» PROBLEM DETAILS: Search the listing for "noise" and copy every line where it appears.

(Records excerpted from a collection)
+++

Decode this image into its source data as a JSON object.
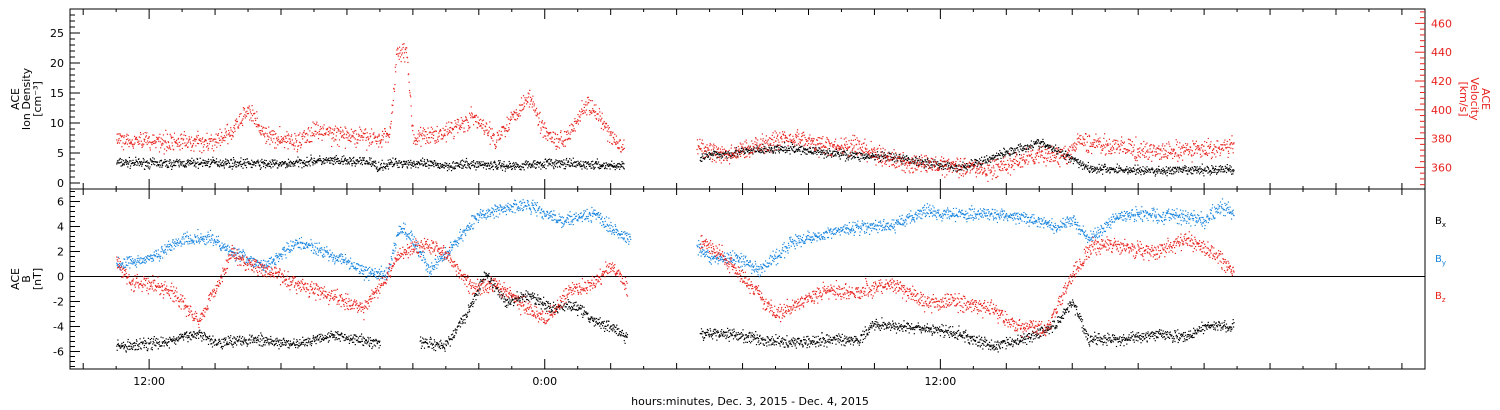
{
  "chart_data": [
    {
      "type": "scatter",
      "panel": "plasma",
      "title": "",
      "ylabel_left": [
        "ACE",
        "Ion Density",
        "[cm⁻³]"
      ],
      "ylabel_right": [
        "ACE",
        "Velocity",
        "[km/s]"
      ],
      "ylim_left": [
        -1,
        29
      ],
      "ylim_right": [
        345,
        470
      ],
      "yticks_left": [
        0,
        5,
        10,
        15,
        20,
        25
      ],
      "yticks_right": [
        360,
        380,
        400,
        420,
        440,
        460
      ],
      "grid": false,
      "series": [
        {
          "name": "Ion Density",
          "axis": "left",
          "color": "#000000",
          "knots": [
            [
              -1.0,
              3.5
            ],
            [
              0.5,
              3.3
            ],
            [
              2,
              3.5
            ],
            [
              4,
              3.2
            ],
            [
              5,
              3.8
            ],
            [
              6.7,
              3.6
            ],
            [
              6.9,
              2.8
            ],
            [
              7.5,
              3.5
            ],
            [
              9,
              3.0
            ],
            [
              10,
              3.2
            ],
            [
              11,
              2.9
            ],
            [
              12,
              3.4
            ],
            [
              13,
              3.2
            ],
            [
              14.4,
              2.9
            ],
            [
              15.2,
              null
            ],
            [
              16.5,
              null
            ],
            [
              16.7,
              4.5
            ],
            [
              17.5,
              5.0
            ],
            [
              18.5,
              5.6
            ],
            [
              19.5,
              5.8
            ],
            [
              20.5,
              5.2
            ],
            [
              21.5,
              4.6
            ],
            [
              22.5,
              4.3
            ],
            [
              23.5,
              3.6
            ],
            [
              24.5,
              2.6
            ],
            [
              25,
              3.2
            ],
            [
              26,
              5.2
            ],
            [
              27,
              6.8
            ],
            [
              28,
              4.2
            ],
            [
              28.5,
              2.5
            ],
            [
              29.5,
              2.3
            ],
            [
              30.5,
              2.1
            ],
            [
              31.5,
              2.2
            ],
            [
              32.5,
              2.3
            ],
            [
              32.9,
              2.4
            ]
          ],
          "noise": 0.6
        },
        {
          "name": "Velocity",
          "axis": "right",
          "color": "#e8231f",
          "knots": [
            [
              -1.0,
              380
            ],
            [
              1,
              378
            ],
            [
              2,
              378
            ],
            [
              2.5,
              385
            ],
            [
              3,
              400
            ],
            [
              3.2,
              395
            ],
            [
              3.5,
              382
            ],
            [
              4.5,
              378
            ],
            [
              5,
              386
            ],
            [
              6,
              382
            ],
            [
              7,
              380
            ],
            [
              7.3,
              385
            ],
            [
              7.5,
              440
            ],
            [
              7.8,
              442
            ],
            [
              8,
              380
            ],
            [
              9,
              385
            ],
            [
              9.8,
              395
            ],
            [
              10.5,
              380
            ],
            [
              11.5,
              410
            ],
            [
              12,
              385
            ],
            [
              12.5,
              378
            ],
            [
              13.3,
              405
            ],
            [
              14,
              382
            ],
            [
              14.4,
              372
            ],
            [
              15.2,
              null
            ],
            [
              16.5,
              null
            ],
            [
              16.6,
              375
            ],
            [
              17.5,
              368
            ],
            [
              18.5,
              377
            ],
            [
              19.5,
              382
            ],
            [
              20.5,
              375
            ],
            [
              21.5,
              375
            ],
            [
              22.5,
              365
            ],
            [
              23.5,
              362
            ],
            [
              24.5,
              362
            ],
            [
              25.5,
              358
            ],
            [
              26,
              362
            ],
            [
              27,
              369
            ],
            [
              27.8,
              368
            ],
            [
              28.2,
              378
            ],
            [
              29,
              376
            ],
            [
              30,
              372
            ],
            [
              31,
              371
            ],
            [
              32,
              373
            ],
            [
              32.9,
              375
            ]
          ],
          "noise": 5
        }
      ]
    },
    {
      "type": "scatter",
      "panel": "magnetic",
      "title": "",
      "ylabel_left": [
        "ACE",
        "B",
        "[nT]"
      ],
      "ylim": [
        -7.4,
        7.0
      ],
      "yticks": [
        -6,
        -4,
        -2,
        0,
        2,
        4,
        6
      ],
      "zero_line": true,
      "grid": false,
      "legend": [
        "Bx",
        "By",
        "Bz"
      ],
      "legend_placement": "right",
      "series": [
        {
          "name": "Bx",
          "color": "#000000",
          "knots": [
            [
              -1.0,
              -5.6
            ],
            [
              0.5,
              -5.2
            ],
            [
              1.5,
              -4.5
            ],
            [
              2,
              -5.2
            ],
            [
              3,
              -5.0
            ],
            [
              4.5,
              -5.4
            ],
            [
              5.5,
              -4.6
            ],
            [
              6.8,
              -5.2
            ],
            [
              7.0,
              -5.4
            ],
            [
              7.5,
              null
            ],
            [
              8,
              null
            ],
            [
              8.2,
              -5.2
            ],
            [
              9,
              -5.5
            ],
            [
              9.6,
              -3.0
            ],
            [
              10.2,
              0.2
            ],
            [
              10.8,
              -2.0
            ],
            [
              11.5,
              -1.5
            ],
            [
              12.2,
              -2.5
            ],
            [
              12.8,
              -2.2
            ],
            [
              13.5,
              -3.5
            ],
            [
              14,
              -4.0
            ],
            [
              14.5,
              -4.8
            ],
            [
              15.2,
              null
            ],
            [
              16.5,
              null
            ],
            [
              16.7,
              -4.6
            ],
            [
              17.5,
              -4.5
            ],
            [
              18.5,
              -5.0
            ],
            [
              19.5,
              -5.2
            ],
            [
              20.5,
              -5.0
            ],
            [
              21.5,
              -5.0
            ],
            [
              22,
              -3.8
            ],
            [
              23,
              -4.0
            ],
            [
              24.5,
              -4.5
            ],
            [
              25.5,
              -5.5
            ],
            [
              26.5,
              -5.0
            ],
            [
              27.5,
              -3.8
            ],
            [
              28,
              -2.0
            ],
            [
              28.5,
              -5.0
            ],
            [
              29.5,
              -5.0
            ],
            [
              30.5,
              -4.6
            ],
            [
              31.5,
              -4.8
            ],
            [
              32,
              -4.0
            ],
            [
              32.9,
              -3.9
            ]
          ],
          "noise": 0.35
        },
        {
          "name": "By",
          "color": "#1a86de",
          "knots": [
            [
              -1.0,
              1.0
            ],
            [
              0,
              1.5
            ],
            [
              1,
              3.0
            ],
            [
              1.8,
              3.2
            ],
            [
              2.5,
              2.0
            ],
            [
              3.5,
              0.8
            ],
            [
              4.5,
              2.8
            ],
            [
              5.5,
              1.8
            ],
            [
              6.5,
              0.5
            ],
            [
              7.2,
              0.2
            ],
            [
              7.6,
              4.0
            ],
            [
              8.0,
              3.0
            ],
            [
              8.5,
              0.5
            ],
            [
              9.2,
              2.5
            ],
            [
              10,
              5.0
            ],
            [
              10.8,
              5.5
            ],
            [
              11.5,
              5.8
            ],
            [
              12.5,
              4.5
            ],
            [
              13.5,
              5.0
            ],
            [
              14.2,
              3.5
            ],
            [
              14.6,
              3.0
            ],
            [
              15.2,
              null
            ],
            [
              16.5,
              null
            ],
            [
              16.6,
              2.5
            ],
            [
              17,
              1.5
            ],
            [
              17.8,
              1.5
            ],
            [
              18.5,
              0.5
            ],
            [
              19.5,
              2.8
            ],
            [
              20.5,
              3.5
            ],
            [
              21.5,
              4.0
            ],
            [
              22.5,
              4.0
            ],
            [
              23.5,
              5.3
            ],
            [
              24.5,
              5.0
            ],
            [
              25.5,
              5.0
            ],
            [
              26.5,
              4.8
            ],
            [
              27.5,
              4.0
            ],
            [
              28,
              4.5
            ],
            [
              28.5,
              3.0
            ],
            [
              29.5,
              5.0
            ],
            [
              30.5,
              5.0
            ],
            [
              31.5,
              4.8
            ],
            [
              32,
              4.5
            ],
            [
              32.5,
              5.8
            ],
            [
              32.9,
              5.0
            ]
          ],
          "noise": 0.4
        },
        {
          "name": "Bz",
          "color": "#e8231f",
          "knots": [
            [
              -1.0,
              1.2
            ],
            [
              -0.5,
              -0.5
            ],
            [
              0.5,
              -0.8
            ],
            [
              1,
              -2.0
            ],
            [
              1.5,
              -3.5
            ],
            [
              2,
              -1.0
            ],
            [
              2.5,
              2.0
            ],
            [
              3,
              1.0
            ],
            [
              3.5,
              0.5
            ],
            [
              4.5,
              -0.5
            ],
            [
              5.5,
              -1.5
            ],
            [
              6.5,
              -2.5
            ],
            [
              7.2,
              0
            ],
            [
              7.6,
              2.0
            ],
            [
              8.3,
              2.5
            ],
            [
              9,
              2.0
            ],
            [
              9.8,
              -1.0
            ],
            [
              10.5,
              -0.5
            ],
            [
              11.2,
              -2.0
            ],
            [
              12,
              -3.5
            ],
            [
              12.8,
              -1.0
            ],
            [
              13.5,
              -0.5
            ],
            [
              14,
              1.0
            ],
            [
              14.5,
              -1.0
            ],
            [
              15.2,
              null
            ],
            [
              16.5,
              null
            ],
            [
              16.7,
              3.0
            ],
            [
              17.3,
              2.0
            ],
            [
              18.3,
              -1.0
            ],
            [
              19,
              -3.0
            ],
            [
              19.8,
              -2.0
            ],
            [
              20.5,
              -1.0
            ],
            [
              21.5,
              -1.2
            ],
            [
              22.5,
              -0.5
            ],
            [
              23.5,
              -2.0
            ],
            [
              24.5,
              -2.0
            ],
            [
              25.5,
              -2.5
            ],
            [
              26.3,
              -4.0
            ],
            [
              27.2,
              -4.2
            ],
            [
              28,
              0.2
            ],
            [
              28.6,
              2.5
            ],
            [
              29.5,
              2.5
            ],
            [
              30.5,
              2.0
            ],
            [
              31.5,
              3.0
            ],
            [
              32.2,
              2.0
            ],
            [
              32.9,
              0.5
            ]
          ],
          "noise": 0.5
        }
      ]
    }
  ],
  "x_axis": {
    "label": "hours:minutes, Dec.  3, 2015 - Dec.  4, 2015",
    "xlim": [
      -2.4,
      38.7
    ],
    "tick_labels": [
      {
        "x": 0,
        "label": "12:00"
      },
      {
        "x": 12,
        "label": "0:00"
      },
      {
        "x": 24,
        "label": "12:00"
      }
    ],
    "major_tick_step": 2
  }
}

+++

» FINISHED EXERCISE:
          "noise": 0.6
          "noise": 5
          "noise": 0.35
          "noise": 0.4
          "noise": 0.5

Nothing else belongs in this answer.